Data entries:
━━━━

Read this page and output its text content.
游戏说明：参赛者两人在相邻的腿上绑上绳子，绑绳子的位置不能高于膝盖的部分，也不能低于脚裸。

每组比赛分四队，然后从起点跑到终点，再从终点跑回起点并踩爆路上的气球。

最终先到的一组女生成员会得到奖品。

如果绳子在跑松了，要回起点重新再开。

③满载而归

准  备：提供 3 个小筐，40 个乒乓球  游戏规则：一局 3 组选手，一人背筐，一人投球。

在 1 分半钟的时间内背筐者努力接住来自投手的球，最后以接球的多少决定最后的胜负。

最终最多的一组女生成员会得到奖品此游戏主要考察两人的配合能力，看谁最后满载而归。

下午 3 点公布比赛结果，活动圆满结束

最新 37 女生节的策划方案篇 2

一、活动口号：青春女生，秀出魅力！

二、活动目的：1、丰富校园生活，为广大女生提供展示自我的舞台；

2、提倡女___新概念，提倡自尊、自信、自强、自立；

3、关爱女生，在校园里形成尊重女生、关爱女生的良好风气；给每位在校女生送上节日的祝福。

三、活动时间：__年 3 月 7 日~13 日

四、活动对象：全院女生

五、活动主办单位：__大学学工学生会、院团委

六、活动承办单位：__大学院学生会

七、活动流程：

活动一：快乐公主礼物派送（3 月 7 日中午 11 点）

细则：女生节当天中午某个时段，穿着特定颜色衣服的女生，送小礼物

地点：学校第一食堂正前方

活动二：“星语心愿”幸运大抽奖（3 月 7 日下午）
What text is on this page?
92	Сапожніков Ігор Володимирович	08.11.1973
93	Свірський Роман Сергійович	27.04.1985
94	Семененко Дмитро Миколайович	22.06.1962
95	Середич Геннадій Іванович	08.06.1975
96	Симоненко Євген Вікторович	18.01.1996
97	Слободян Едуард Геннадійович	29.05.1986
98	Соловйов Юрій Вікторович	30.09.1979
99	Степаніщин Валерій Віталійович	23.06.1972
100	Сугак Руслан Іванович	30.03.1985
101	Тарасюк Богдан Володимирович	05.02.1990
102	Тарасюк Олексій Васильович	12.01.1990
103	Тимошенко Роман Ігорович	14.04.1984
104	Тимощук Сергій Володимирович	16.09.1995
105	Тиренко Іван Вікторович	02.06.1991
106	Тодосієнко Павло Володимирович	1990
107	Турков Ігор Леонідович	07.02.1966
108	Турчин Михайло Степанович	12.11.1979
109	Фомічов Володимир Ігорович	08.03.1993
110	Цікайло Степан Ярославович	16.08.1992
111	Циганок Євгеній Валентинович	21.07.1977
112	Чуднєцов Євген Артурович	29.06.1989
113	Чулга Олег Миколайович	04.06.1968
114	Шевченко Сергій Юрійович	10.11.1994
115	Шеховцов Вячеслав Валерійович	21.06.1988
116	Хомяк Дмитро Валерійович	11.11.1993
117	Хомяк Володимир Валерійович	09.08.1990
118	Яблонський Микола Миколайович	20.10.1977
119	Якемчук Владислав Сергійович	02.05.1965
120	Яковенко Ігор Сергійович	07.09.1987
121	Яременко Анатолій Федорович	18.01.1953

━━━━

### Exercise
Write out the records shown above, exactly as they appear.

### Response
Read this page and output its text content.
游戏说明：参赛者两人在相邻的腿上绑上绳子，绑绳子的位置不能高于膝盖的部分，也不能低于脚裸。

每组比赛分四队，然后从起点跑到终点，再从终点跑回起点并踩爆路上的气球。

最终先到的一组女生成员会得到奖品。

如果绳子在跑松了，要回起点重新再开。

③满载而归

准  备：提供 3 个小筐，40 个乒乓球  游戏规则：一局 3 组选手，一人背筐，一人投球。

在 1 分半钟的时间内背筐者努力接住来自投手的球，最后以接球的多少决定最后的胜负。

最终最多的一组女生成员会得到奖品此游戏主要考察两人的配合能力，看谁最后满载而归。

下午 3 点公布比赛结果，活动圆满结束

最新 37 女生节的策划方案篇 2

一、活动口号：青春女生，秀出魅力！

二、活动目的：1、丰富校园生活，为广大女生提供展示自我的舞台；

2、提倡女___新概念，提倡自尊、自信、自强、自立；

3、关爱女生，在校园里形成尊重女生、关爱女生的良好风气；给每位在校女生送上节日的祝福。

三、活动时间：__年 3 月 7 日~13 日

四、活动对象：全院女生

五、活动主办单位：__大学学工学生会、院团委

六、活动承办单位：__大学院学生会

七、活动流程：

活动一：快乐公主礼物派送（3 月 7 日中午 11 点）

细则：女生节当天中午某个时段，穿着特定颜色衣服的女生，送小礼物

地点：学校第一食堂正前方

活动二：“星语心愿”幸运大抽奖（3 月 7 日下午）
What text is on this page?
92	Сапожніков Ігор Володимирович	08.11.1973
93	Свірський Роман Сергійович	27.04.1985
94	Семененко Дмитро Миколайович	22.06.1962
95	Середич Геннадій Іванович	08.06.1975
96	Симоненко Євген Вікторович	18.01.1996
97	Слободян Едуард Геннадійович	29.05.1986
98	Соловйов Юрій Вікторович	30.09.1979
99	Степаніщин Валерій Віталійович	23.06.1972
100	Сугак Руслан Іванович	30.03.1985
101	Тарасюк Богдан Володимирович	05.02.1990
102	Тарасюк Олексій Васильович	12.01.1990
103	Тимошенко Роман Ігорович	14.04.1984
104	Тимощук Сергій Володимирович	16.09.1995
105	Тиренко Іван Вікторович	02.06.1991
106	Тодосієнко Павло Володимирович	1990
107	Турков Ігор Леонідович	07.02.1966
108	Турчин Михайло Степанович	12.11.1979
109	Фомічов Володимир Ігорович	08.03.1993
110	Цікайло Степан Ярославович	16.08.1992
111	Циганок Євгеній Валентинович	21.07.1977
112	Чуднєцов Євген Артурович	29.06.1989
113	Чулга Олег Миколайович	04.06.1968
114	Шевченко Сергій Юрійович	10.11.1994
115	Шеховцов Вячеслав Валерійович	21.06.1988
116	Хомяк Дмитро Валерійович	11.11.1993
117	Хомяк Володимир Валерійович	09.08.1990
118	Яблонський Микола Миколайович	20.10.1977
119	Якемчук Владислав Сергійович	02.05.1965
120	Яковенко Ігор Сергійович	07.09.1987
121	Яременко Анатолій Федорович	18.01.1953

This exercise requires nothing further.